WRITTEN TASK:
Write the records below out again exactly as given, with no images.

DATASET RECORDS:
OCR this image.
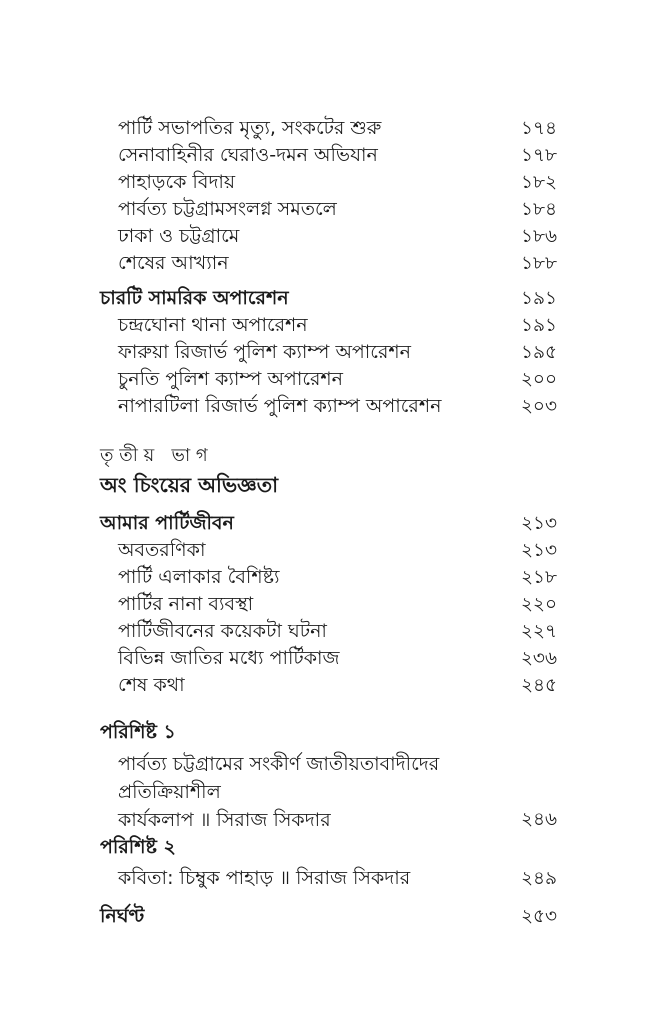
পার্টি সভাপতির মৃত্যু, সংকটের শুরু	১৭৪
সেনাবাহিনীর ঘেরাও-দমন অভিযান	১৭৮
পাহাড়কে বিদায়	১৮২
পার্বত্য চট্টগ্রামসংলগ্ন সমতলে	১৮৪
ঢাকা ও চট্টগ্রামে	১৮৬
শেষের আখ্যান	১৮৮
চারটি সামরিক অপারেশন	১৯১
চন্দ্রঘোনা থানা অপারেশন	১৯১
ফারুয়া রিজার্ভ পুলিশ ক্যাম্প অপারেশন	১৯৫
চুনতি পুলিশ ক্যাম্প অপারেশন	২০০
নাপারটিলা রিজার্ভ পুলিশ ক্যাম্প অপারেশন	২০৩
তৃতীয় ভাগ
অং চিংয়ের অভিজ্ঞতা
আমার পার্টিজীবন	২১৩
অবতরণিকা	২১৩
পার্টি এলাকার বৈশিষ্ট্য	২১৮
পার্টির নানা ব্যবস্থা	২২০
পার্টিজীবনের কয়েকটা ঘটনা	২২৭
বিভিন্ন জাতির মধ্যে পার্টিকাজ	২৩৬
শেষ কথা	২৪৫
পরিশিষ্ট ১
পার্বত্য চট্টগ্রামের সংকীর্ণ জাতীয়তাবাদীদের প্রতিক্রিয়াশীল
কার্যকলাপ ॥ সিরাজ সিকদার	২৪৬
পরিশিষ্ট ২
কবিতা: চিম্বুক পাহাড় ॥ সিরাজ সিকদার	২৪৯
নির্ঘণ্ট	২৫৩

THE RESULT:
OCR this image.
পার্টি সভাপতির মৃত্যু, সংকটের শুরু	১৭৪
সেনাবাহিনীর ঘেরাও-দমন অভিযান	১৭৮
পাহাড়কে বিদায়	১৮২
পার্বত্য চট্টগ্রামসংলগ্ন সমতলে	১৮৪
ঢাকা ও চট্টগ্রামে	১৮৬
শেষের আখ্যান	১৮৮
চারটি সামরিক অপারেশন	১৯১
চন্দ্রঘোনা থানা অপারেশন	১৯১
ফারুয়া রিজার্ভ পুলিশ ক্যাম্প অপারেশন	১৯৫
চুনতি পুলিশ ক্যাম্প অপারেশন	২০০
নাপারটিলা রিজার্ভ পুলিশ ক্যাম্প অপারেশন	২০৩
তৃতীয় ভাগ
অং চিংয়ের অভিজ্ঞতা
আমার পার্টিজীবন	২১৩
অবতরণিকা	২১৩
পার্টি এলাকার বৈশিষ্ট্য	২১৮
পার্টির নানা ব্যবস্থা	২২০
পার্টিজীবনের কয়েকটা ঘটনা	২২৭
বিভিন্ন জাতির মধ্যে পার্টিকাজ	২৩৬
শেষ কথা	২৪৫
পরিশিষ্ট ১
পার্বত্য চট্টগ্রামের সংকীর্ণ জাতীয়তাবাদীদের প্রতিক্রিয়াশীল
কার্যকলাপ ॥ সিরাজ সিকদার	২৪৬
পরিশিষ্ট ২
কবিতা: চিম্বুক পাহাড় ॥ সিরাজ সিকদার	২৪৯
নির্ঘণ্ট	২৫৩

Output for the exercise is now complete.